■ **Stated exercise**
Copy the data below exactly, omitting any picture it contains.

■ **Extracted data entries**
━━━━━━━━
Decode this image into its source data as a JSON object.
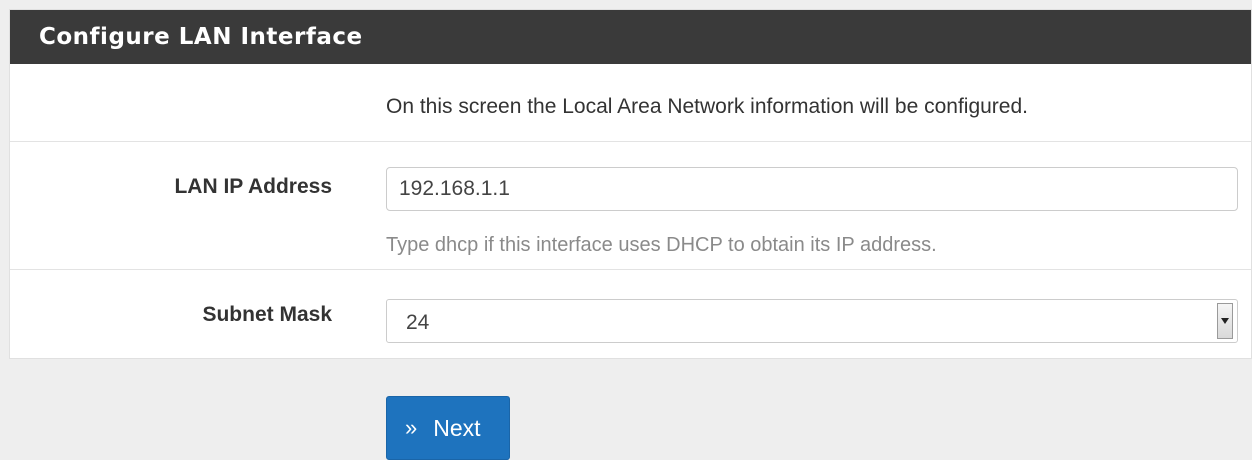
{
  "panel": {
    "title": "Configure LAN Interface",
    "intro": "On this screen the Local Area Network information will be configured."
  },
  "lan_ip": {
    "label": "LAN IP Address",
    "value": "192.168.1.1",
    "help": "Type dhcp if this interface uses DHCP to obtain its IP address."
  },
  "subnet": {
    "label": "Subnet Mask",
    "value": "24"
  },
  "next_button": {
    "icon": "double-chevron-right-icon",
    "label": "Next"
  }
}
━━━━━━━━
■ **Exercise output**
Decode this image into its source data as a JSON object.
{
  "panel": {
    "title": "Configure LAN Interface",
    "intro": "On this screen the Local Area Network information will be configured."
  },
  "lan_ip": {
    "label": "LAN IP Address",
    "value": "192.168.1.1",
    "help": "Type dhcp if this interface uses DHCP to obtain its IP address."
  },
  "subnet": {
    "label": "Subnet Mask",
    "value": "24"
  },
  "next_button": {
    "icon": "double-chevron-right-icon",
    "label": "Next"
  }
}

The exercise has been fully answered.